▶ [INSTRUCTIONS TO FOLLOW] Scan the data below. Pull out each line where "卫生招聘考试之卫生招聘" occurs.

▶ [EXERCISE MATERIALS]
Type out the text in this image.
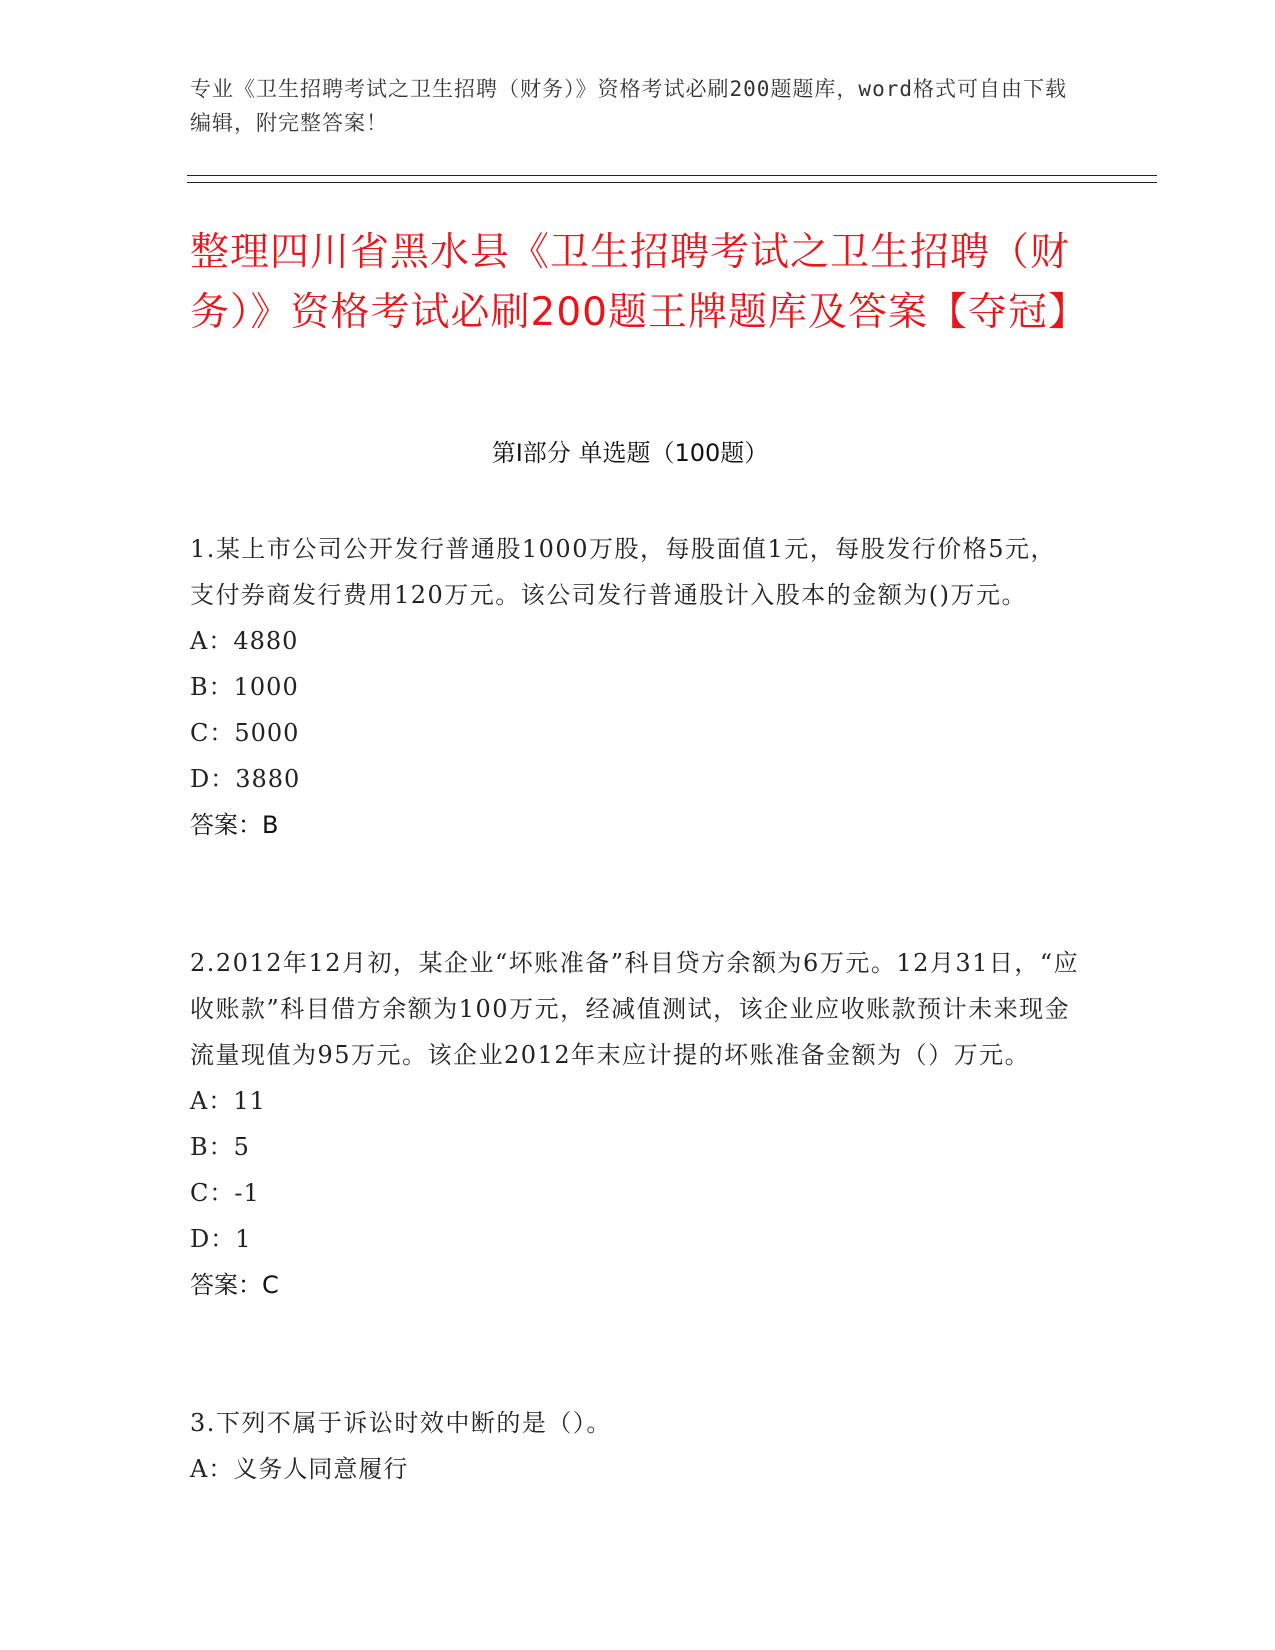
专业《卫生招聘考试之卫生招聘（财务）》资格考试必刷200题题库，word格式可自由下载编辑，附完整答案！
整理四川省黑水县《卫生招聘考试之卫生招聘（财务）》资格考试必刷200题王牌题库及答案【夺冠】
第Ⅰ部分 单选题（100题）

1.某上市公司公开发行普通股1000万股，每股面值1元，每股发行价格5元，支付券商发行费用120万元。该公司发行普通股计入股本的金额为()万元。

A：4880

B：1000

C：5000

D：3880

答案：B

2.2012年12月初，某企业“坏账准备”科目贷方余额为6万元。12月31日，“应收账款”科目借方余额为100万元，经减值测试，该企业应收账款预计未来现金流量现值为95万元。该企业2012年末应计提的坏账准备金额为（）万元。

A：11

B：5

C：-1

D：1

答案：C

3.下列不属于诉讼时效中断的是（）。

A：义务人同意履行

* * *

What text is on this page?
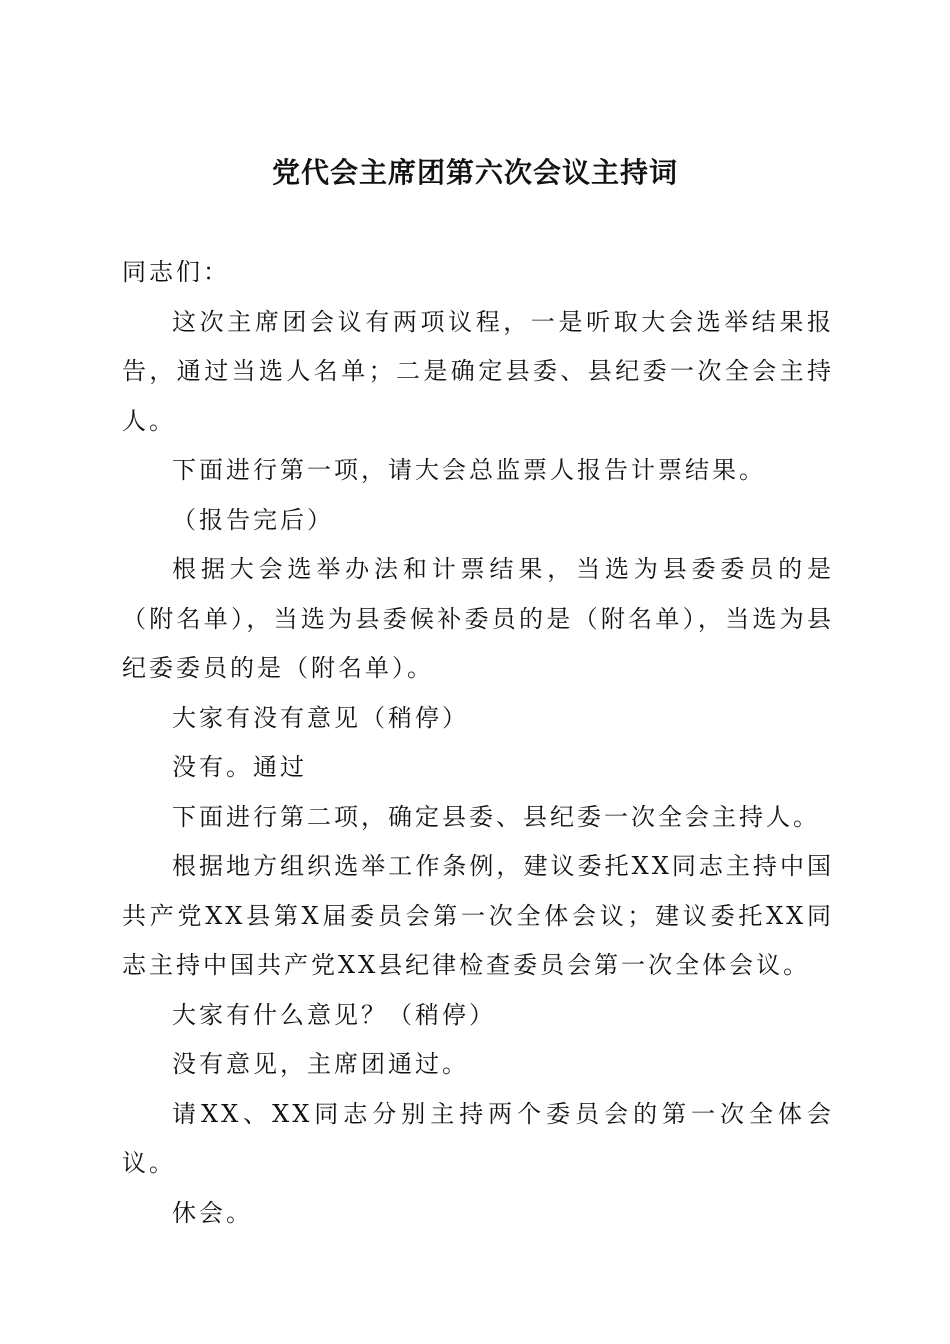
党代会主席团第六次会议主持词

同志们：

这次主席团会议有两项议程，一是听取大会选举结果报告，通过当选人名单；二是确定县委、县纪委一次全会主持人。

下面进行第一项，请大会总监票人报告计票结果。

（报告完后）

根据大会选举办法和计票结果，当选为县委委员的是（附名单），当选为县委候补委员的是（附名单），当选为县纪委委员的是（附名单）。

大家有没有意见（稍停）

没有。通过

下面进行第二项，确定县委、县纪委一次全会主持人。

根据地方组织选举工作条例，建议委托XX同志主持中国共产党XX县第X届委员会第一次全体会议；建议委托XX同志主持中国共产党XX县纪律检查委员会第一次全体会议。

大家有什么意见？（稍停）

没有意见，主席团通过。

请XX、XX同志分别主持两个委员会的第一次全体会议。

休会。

▶ [EXPECTED OUTPUT]
专业《卫生招聘考试之卫生招聘（财务）》资格考试必刷200题题库，word格式可自由下载编辑，附完整答案！
整理四川省黑水县《卫生招聘考试之卫生招聘（财务）》资格考试必刷200题王牌题库及答案【夺冠】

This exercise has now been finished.